» **Stated exercise**
Determine how many lines in the data below contain "CAPITULO" and write only that number.

» **Data for the task**
%%

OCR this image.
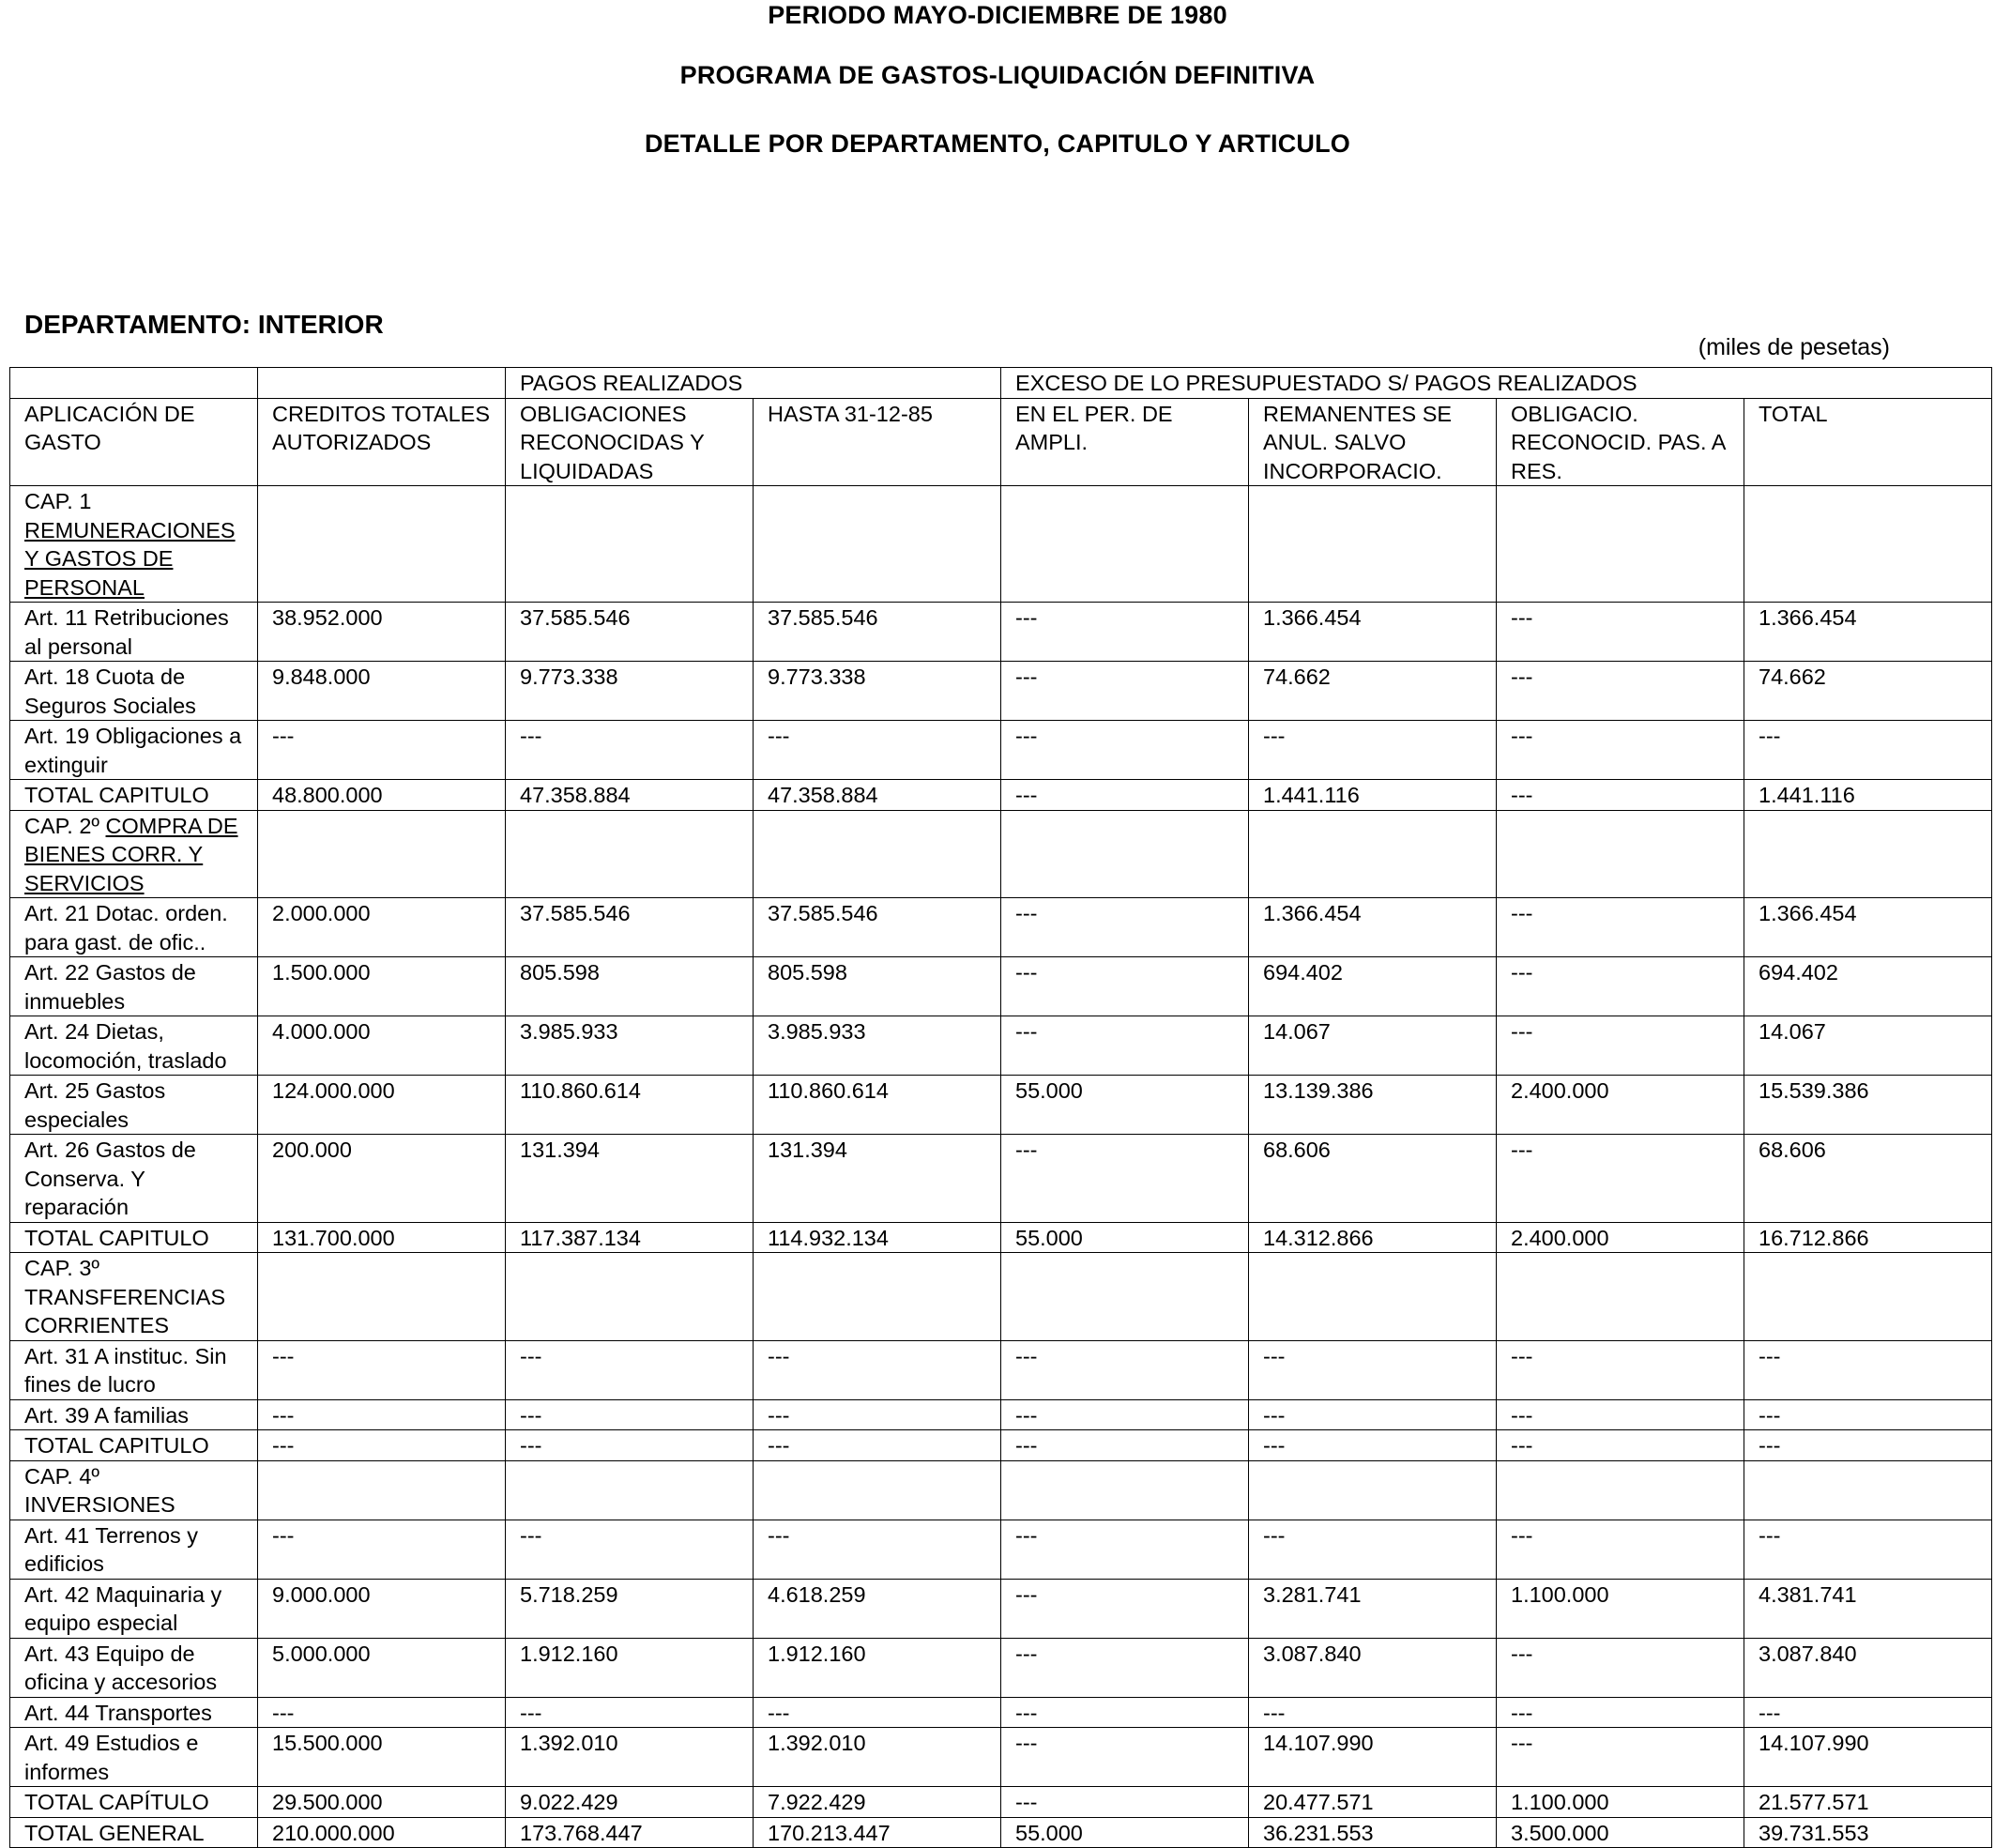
PERIODO MAYO-DICIEMBRE DE 1980
PROGRAMA DE GASTOS-LIQUIDACIÓN DEFINITIVA
DETALLE POR DEPARTAMENTO, CAPITULO Y ARTICULO
DEPARTAMENTO: INTERIOR
(miles de pesetas)
		PAGOS REALIZADOS		EXCESO DE LO PRESUPUESTADO S/ PAGOS REALIZADOS			
APLICACIÓN DE GASTO	CREDITOS TOTALES AUTORIZADOS	OBLIGACIONES RECONOCIDAS Y LIQUIDADAS	HASTA 31-12-85	EN EL PER. DE AMPLI.	REMANENTES SE ANUL. SALVO INCORPORACIO.	OBLIGACIO. RECONOCID. PAS. A RES.	TOTAL
CAP. 1 REMUNERACIONES Y GASTOS DE PERSONAL							
Art. 11 Retribuciones al personal	38.952.000	37.585.546	37.585.546	---	1.366.454	---	1.366.454
Art. 18 Cuota de Seguros Sociales	9.848.000	9.773.338	9.773.338	---	74.662	---	74.662
Art. 19 Obligaciones a extinguir	---	---	---	---	---	---	---
TOTAL CAPITULO	48.800.000	47.358.884	47.358.884	---	1.441.116	---	1.441.116
CAP. 2º COMPRA DE BIENES CORR. Y SERVICIOS							
Art. 21 Dotac. orden. para gast. de ofic..	2.000.000	37.585.546	37.585.546	---	1.366.454	---	1.366.454
Art. 22 Gastos de inmuebles	1.500.000	805.598	805.598	---	694.402	---	694.402
Art. 24 Dietas, locomoción, traslado	4.000.000	3.985.933	3.985.933	---	14.067	---	14.067
Art. 25 Gastos especiales	124.000.000	110.860.614	110.860.614	55.000	13.139.386	2.400.000	15.539.386
Art. 26 Gastos de Conserva. Y reparación	200.000	131.394	131.394	---	68.606	---	68.606
TOTAL CAPITULO	131.700.000	117.387.134	114.932.134	55.000	14.312.866	2.400.000	16.712.866
CAP. 3º TRANSFERENCIAS CORRIENTES							
Art. 31 A instituc. Sin fines de lucro	---	---	---	---	---	---	---
Art. 39 A familias	---	---	---	---	---	---	---
TOTAL CAPITULO	---	---	---	---	---	---	---
CAP. 4º INVERSIONES							
Art. 41 Terrenos y edificios	---	---	---	---	---	---	---
Art. 42 Maquinaria y equipo especial	9.000.000	5.718.259	4.618.259	---	3.281.741	1.100.000	4.381.741
Art. 43 Equipo de oficina y accesorios	5.000.000	1.912.160	1.912.160	---	3.087.840	---	3.087.840
Art. 44 Transportes	---	---	---	---	---	---	---
Art. 49 Estudios e informes	15.500.000	1.392.010	1.392.010	---	14.107.990	---	14.107.990
TOTAL CAPÍTULO	29.500.000	9.022.429	7.922.429	---	20.477.571	1.100.000	21.577.571
TOTAL GENERAL	210.000.000	173.768.447	170.213.447	55.000	36.231.553	3.500.000	39.731.553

%%

» **Answer to this exercise**
4